The task.
Count every line that has the word "object" in it; give no more than the number.

Task data.

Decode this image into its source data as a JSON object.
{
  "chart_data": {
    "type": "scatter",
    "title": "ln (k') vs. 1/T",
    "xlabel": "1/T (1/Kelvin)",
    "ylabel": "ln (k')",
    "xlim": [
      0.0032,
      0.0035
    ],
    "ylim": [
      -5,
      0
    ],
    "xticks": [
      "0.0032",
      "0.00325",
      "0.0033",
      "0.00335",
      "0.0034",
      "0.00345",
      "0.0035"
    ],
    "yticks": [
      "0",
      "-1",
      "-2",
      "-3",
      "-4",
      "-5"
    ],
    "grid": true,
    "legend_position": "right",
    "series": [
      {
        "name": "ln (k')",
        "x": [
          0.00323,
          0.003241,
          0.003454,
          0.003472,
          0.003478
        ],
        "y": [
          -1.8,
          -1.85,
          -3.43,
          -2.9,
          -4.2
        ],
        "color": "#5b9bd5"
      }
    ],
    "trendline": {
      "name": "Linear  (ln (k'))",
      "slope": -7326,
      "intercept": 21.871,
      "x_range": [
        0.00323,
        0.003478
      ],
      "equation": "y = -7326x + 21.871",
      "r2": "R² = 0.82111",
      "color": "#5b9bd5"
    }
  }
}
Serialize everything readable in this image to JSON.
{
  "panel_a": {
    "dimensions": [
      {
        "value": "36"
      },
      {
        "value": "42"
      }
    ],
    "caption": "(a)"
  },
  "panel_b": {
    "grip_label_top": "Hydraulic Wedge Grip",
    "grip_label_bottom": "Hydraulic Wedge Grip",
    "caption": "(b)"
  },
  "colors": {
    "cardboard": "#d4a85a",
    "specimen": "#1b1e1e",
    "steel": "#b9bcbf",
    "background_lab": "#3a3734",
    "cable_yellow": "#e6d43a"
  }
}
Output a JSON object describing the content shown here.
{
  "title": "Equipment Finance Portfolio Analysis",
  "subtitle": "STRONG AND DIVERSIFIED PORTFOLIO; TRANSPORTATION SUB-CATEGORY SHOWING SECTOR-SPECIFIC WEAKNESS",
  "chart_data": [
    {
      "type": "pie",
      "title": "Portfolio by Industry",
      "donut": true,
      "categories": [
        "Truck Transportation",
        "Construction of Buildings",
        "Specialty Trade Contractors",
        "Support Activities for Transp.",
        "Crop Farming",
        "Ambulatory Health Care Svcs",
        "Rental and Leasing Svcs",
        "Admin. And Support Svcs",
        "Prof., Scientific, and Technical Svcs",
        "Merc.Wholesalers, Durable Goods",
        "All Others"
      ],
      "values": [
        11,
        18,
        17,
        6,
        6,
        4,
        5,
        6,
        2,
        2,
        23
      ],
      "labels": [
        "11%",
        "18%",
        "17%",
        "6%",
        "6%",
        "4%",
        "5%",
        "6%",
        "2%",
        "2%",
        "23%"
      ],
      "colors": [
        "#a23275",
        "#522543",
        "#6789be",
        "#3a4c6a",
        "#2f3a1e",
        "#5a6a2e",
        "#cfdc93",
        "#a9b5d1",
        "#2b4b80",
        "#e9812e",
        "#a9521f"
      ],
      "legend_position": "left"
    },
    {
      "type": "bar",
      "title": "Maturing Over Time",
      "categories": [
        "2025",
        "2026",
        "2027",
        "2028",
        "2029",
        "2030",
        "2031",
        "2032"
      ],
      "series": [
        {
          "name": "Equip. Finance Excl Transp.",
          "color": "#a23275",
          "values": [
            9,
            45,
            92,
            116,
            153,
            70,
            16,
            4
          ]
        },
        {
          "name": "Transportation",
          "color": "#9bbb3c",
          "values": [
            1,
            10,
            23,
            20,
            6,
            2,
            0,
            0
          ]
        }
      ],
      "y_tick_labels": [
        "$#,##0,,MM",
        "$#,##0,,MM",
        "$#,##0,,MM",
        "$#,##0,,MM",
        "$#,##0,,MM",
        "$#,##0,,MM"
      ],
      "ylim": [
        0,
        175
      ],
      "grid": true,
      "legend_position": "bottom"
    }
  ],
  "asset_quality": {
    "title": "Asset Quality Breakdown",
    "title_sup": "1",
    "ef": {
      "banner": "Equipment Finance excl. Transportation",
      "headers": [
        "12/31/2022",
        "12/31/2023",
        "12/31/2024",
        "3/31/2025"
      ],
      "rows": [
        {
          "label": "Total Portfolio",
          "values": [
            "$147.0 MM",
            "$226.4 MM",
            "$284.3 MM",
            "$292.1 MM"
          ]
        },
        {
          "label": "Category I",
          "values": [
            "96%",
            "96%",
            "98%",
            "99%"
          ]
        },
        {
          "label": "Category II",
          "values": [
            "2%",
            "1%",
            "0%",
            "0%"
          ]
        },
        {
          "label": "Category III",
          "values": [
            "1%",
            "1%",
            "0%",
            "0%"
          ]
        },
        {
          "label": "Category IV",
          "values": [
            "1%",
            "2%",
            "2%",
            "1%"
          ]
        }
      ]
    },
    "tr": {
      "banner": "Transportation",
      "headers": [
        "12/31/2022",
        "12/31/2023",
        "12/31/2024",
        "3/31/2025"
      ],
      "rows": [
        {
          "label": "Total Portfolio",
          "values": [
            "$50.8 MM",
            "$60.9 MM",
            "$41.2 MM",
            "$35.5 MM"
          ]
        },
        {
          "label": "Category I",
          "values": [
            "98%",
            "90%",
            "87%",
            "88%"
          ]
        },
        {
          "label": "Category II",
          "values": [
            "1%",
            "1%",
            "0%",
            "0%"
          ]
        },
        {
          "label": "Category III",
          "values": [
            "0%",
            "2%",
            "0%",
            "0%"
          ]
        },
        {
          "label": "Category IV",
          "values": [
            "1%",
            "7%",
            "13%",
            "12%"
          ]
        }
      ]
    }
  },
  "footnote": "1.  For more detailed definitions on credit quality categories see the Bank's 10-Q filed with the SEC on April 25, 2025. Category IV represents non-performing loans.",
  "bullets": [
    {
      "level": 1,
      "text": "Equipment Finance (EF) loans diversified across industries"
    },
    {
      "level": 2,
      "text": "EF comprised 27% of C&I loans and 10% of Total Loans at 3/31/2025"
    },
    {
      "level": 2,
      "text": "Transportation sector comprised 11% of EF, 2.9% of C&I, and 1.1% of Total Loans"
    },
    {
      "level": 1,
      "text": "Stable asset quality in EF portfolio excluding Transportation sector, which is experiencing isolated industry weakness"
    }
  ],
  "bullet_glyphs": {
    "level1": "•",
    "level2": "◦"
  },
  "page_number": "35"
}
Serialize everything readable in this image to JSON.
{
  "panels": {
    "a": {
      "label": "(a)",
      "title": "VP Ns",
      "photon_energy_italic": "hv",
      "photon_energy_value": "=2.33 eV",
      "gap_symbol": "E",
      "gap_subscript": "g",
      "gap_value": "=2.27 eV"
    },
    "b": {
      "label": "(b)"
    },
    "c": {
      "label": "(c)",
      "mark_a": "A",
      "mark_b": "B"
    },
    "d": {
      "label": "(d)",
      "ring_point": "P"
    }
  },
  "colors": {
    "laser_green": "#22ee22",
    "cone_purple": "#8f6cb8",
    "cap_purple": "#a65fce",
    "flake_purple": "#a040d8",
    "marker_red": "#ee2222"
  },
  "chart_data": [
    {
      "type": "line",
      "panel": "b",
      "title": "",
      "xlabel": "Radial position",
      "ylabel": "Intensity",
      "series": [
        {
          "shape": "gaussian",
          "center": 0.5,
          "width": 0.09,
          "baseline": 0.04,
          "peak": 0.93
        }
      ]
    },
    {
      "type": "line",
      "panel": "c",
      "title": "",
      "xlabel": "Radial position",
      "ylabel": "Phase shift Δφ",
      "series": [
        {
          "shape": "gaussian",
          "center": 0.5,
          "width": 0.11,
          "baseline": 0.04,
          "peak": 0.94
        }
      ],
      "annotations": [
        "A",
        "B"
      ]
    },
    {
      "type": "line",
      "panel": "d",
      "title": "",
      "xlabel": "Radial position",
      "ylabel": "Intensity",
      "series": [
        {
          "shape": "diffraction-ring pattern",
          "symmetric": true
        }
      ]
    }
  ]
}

Final result.
2